**Prompt**:
Copy out word for word everything in the records below from the line containing "List all visible" down to the line containing "Text: (b) $v_x=-0.5,\", including both of those lines. Omit the pictures from your answer.

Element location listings
_ _ _

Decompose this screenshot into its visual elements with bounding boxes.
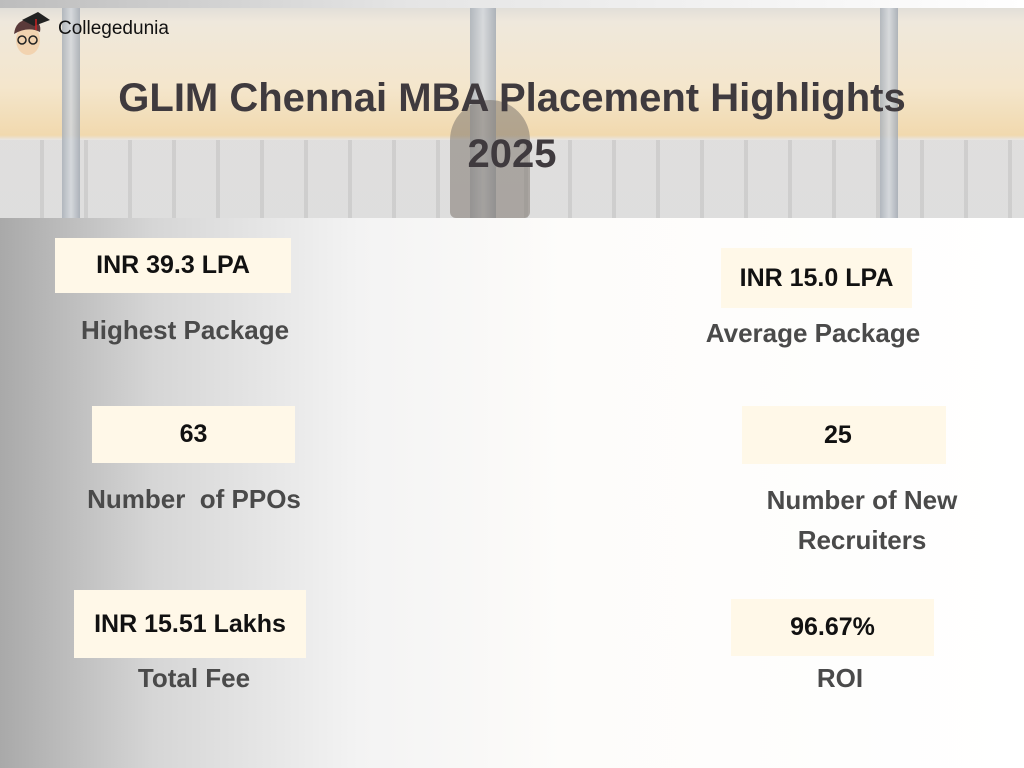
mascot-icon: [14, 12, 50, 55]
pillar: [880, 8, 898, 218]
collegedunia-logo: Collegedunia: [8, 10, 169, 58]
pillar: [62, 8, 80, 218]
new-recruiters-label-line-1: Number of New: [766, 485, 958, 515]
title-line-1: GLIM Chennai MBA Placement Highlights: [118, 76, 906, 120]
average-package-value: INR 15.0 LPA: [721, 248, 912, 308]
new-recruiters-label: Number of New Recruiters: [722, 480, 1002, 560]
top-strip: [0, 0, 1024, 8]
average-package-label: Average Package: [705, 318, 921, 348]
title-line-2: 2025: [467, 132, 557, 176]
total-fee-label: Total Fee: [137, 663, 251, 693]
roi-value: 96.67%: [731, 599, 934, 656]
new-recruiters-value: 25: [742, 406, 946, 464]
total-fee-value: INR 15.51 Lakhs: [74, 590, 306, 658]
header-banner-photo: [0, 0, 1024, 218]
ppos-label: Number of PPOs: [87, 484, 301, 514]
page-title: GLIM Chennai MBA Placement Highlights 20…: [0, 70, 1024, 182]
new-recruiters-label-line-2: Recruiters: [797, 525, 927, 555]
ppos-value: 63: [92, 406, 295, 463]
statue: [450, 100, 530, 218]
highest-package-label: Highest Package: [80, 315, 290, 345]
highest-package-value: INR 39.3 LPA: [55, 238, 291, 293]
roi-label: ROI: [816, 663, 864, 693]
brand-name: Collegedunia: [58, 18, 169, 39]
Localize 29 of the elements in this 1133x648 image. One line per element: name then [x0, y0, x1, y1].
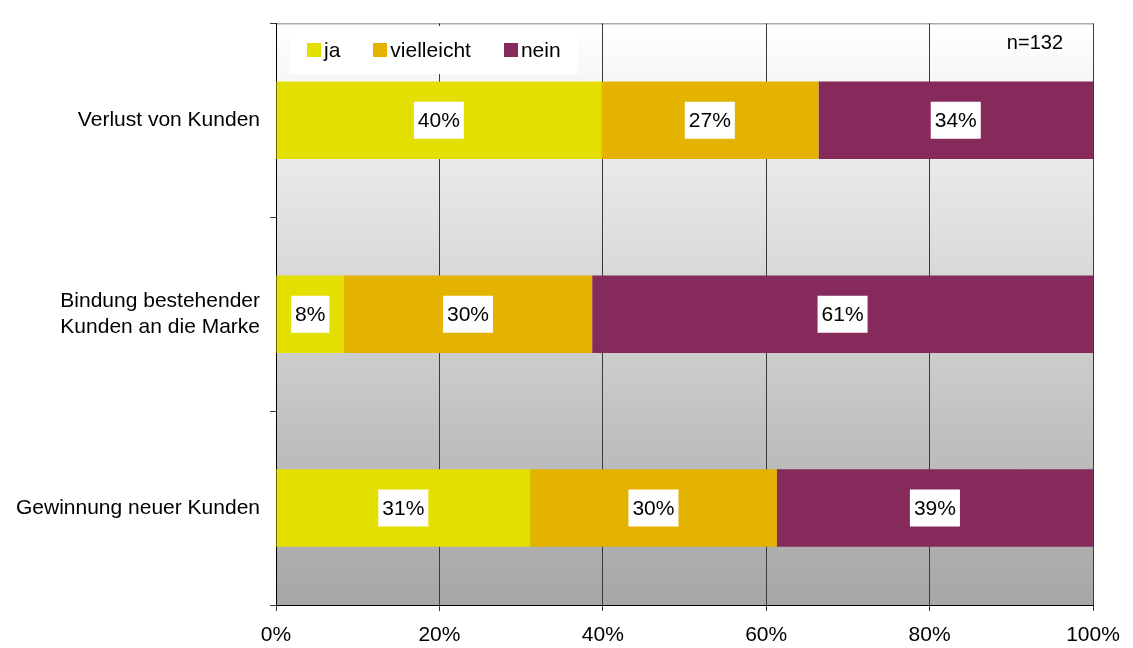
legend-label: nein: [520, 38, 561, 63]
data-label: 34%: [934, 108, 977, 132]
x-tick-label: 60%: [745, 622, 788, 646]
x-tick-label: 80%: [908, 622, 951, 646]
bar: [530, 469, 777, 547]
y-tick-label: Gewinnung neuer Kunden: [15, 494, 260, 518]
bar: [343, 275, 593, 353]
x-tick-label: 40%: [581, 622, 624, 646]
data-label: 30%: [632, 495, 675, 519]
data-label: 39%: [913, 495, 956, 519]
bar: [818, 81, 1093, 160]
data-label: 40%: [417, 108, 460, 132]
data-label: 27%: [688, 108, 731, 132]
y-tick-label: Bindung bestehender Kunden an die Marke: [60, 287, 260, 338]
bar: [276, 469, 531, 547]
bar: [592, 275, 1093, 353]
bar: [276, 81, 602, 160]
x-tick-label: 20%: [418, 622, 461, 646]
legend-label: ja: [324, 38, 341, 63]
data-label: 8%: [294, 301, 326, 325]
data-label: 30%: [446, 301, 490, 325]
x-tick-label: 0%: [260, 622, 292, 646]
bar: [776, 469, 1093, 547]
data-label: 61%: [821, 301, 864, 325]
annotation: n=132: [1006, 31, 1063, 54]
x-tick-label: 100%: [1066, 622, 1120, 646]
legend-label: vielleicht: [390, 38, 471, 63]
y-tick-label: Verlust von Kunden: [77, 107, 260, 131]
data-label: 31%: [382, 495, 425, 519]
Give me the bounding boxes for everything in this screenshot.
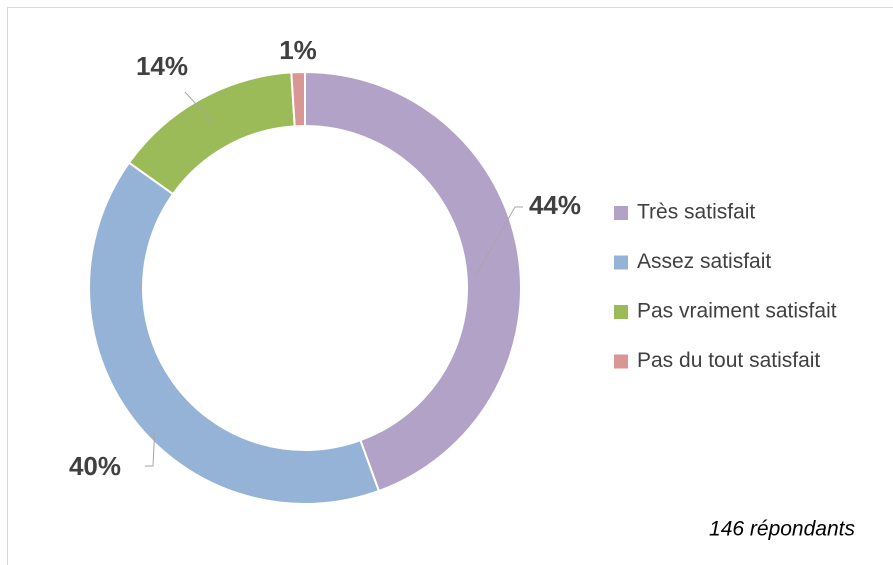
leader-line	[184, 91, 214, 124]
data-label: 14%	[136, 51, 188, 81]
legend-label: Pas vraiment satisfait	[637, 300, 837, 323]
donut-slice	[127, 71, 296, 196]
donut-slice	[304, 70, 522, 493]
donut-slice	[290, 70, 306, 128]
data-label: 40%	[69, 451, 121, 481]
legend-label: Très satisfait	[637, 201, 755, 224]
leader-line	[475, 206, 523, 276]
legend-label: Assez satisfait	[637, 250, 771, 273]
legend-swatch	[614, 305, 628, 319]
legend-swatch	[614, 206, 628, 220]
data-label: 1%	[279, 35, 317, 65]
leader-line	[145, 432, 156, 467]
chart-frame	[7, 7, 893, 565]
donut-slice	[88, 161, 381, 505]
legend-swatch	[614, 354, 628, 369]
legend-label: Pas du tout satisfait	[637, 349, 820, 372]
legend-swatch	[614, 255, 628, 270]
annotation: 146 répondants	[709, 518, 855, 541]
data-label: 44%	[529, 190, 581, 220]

_ _ _

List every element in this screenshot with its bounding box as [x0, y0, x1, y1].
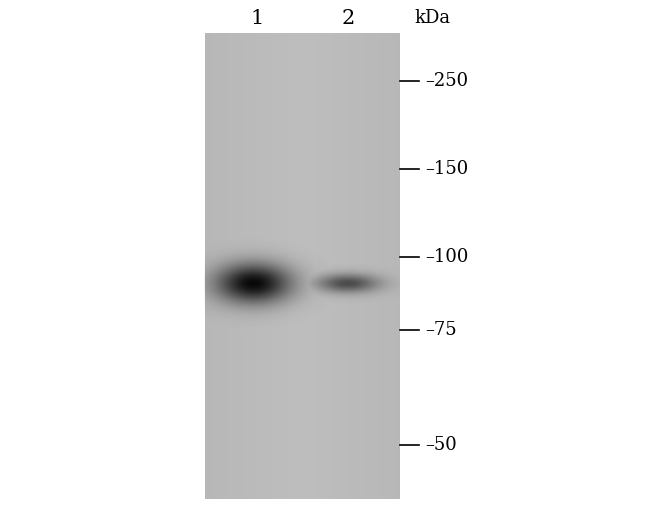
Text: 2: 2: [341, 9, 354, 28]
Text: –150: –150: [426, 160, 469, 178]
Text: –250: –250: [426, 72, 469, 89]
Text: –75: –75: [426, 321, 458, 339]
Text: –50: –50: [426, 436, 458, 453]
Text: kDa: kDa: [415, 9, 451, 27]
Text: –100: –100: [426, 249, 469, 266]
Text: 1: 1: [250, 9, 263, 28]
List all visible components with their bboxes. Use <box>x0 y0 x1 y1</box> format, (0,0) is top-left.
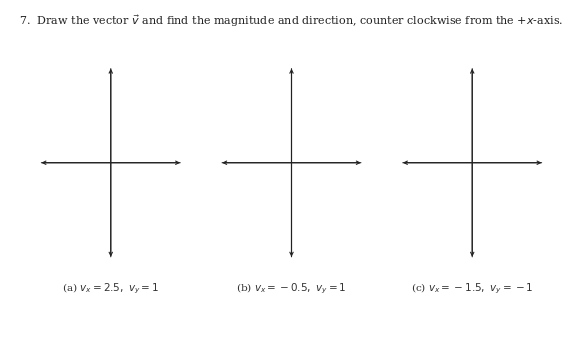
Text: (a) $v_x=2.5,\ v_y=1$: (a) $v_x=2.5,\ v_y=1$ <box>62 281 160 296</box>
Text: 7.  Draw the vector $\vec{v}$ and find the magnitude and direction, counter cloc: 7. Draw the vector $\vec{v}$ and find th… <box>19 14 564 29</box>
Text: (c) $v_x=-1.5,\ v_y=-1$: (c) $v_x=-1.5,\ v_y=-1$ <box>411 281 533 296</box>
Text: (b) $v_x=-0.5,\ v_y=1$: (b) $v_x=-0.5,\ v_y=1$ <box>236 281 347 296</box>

_ _ _

**Task answer**:
List all visible components with their bboxes. Use <box>x0 y0 x1 y1</box> format, (0,0) is top-left.
Text: (a) $v_x=2.5,\ v_y=1$: (a) $v_x=2.5,\ v_y=1$ <box>62 281 160 296</box>
Text: 7.  Draw the vector $\vec{v}$ and find the magnitude and direction, counter cloc: 7. Draw the vector $\vec{v}$ and find th… <box>19 14 564 29</box>
Text: (c) $v_x=-1.5,\ v_y=-1$: (c) $v_x=-1.5,\ v_y=-1$ <box>411 281 533 296</box>
Text: (b) $v_x=-0.5,\ v_y=1$: (b) $v_x=-0.5,\ v_y=1$ <box>236 281 347 296</box>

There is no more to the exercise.